▶ **WHAT NEEDS TO BE DONE**
Starting from the line containing "Transcribe the text in this document.", write out the rest of the entries exactly, through the final line, including nothing else.

▶ **RECORDS SUPPLIED**
* * * * *

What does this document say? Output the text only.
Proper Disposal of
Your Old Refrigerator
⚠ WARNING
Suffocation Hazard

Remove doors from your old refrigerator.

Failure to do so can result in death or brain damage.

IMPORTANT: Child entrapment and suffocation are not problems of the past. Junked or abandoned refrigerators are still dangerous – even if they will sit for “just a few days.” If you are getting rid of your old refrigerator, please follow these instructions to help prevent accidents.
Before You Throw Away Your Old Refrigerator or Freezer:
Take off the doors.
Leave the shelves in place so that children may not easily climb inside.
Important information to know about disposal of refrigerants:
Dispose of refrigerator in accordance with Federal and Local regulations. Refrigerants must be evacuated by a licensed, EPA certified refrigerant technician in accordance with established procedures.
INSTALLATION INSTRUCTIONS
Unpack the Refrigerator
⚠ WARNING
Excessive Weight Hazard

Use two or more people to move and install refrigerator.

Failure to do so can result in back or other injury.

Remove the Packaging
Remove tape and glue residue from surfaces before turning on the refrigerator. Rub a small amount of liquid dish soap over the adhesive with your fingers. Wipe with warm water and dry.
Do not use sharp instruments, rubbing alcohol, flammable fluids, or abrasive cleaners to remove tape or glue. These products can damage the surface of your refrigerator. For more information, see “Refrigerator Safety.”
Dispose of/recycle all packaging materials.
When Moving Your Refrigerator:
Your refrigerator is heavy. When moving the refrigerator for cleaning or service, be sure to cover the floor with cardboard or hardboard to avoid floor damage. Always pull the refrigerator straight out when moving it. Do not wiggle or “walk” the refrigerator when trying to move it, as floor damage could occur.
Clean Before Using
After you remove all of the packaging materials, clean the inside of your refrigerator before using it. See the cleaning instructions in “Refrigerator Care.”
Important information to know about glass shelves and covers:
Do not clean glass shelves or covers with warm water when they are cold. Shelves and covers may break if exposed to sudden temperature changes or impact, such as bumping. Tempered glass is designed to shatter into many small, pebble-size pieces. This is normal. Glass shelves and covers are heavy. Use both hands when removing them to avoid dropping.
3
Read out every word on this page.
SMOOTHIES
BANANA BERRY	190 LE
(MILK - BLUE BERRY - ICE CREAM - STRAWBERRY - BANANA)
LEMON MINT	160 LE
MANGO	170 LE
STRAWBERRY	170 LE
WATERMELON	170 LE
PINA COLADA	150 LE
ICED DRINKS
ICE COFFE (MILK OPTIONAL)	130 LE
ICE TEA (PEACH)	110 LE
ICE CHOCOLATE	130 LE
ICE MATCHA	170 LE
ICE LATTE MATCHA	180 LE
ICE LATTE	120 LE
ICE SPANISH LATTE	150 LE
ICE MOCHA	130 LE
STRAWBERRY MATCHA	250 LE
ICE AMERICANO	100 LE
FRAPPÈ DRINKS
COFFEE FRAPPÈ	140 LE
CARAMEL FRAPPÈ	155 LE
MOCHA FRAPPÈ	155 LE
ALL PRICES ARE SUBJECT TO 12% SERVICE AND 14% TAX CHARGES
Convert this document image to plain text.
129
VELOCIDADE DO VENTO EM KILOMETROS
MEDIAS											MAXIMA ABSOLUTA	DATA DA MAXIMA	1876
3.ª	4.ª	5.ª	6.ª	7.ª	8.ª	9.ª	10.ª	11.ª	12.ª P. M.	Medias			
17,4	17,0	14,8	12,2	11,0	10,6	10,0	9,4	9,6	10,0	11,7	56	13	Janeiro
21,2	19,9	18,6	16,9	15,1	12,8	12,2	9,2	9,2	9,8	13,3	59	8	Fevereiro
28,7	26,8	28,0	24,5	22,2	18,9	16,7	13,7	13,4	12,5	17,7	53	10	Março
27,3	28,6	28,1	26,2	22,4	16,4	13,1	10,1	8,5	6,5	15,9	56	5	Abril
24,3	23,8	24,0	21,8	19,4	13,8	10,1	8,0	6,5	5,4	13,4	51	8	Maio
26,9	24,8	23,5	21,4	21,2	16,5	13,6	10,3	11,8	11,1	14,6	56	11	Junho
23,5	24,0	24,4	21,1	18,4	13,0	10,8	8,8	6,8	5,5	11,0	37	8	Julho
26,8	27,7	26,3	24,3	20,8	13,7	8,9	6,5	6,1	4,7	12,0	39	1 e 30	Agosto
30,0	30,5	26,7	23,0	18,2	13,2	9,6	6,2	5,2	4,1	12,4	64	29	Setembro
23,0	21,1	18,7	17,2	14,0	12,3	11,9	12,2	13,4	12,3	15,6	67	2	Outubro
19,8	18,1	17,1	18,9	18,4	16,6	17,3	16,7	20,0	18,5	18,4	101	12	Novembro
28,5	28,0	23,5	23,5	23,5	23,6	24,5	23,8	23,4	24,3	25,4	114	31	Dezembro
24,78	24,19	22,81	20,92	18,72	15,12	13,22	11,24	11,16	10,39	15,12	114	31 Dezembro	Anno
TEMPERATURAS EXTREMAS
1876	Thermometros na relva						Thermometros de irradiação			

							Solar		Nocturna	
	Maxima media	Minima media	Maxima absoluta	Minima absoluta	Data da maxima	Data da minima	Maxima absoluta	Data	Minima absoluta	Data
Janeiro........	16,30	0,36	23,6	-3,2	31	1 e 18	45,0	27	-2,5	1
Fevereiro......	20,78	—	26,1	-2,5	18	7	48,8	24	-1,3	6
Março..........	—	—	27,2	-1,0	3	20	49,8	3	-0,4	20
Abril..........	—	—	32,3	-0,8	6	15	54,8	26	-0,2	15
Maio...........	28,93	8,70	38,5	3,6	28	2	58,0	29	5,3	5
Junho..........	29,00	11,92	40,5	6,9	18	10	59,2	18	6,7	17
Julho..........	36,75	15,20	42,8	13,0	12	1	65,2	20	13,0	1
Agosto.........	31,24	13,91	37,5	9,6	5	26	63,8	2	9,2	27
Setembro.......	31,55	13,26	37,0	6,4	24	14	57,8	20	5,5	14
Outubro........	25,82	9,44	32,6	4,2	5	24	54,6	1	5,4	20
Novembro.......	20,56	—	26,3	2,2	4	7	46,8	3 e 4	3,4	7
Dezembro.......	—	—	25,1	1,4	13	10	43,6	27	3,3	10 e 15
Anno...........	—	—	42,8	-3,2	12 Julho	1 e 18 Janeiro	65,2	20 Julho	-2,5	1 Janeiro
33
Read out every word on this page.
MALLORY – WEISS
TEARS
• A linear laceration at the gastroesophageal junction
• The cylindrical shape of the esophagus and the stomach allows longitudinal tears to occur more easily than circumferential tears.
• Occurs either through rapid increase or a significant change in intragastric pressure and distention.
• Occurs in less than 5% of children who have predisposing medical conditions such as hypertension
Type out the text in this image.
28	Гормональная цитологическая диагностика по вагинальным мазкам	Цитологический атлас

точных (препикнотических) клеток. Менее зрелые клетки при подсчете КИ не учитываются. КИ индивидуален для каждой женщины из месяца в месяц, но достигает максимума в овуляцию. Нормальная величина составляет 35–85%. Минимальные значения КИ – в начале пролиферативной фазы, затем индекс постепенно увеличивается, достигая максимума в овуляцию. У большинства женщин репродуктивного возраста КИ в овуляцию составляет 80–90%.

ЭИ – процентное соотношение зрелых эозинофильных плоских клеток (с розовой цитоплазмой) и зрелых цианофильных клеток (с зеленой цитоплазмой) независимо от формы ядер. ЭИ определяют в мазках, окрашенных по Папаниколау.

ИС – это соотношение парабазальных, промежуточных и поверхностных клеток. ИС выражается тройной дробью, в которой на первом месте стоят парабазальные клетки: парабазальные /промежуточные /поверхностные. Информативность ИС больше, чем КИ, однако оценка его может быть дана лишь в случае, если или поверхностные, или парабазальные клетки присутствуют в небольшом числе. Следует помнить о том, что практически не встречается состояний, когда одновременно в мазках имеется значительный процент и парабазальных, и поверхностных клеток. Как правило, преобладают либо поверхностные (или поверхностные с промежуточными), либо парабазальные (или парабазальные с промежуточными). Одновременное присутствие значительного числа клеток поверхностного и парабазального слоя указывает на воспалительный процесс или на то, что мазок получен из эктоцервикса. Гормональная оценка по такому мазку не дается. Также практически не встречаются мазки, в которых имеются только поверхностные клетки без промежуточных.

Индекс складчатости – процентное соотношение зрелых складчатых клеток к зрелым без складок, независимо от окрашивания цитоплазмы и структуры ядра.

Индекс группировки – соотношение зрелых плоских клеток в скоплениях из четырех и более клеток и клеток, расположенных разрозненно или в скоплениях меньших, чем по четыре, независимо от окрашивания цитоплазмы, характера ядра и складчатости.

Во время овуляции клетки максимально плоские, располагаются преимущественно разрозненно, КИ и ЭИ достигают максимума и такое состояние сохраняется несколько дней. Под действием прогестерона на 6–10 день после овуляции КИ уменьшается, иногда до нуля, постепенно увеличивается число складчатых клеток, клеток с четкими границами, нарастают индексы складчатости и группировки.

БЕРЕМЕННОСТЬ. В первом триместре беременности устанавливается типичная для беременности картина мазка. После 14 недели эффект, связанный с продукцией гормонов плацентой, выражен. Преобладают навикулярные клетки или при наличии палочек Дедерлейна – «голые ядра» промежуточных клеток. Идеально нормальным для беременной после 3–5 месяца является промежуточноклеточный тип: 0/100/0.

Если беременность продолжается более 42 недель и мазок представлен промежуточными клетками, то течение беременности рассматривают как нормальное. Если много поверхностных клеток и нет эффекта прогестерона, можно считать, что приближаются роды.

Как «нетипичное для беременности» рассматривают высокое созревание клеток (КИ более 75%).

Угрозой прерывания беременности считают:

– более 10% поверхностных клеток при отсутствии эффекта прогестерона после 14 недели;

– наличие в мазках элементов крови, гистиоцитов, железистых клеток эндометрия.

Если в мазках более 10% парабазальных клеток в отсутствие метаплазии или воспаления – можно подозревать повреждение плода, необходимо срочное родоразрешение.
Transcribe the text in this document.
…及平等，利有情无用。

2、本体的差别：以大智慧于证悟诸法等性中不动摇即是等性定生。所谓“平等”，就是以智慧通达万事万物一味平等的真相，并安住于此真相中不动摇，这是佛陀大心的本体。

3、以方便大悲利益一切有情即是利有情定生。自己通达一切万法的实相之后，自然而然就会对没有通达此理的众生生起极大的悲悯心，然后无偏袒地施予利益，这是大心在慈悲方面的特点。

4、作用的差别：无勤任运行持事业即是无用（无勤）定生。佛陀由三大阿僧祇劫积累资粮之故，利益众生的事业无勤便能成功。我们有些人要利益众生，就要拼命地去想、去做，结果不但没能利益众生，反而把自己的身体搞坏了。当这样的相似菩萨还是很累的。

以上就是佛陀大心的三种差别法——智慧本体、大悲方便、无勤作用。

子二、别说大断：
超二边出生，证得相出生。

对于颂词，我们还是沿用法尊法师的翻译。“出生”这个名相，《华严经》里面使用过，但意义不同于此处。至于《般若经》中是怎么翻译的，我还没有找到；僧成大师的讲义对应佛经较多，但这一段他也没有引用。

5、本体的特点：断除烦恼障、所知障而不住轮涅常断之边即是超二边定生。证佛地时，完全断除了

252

* * * * *

▶ **ANSWER FOR THIS EXERCISE**
Transcribe the text in this document.
…及平等，利有情无用。

2、本体的差别：以大智慧于证悟诸法等性中不动摇即是等性定生。所谓“平等”，就是以智慧通达万事万物一味平等的真相，并安住于此真相中不动摇，这是佛陀大心的本体。

3、以方便大悲利益一切有情即是利有情定生。自己通达一切万法的实相之后，自然而然就会对没有通达此理的众生生起极大的悲悯心，然后无偏袒地施予利益，这是大心在慈悲方面的特点。

4、作用的差别：无勤任运行持事业即是无用（无勤）定生。佛陀由三大阿僧祇劫积累资粮之故，利益众生的事业无勤便能成功。我们有些人要利益众生，就要拼命地去想、去做，结果不但没能利益众生，反而把自己的身体搞坏了。当这样的相似菩萨还是很累的。

以上就是佛陀大心的三种差别法——智慧本体、大悲方便、无勤作用。

子二、别说大断：
超二边出生，证得相出生。

对于颂词，我们还是沿用法尊法师的翻译。“出生”这个名相，《华严经》里面使用过，但意义不同于此处。至于《般若经》中是怎么翻译的，我还没有找到；僧成大师的讲义对应佛经较多，但这一段他也没有引用。

5、本体的特点：断除烦恼障、所知障而不住轮涅常断之边即是超二边定生。证佛地时，完全断除了

252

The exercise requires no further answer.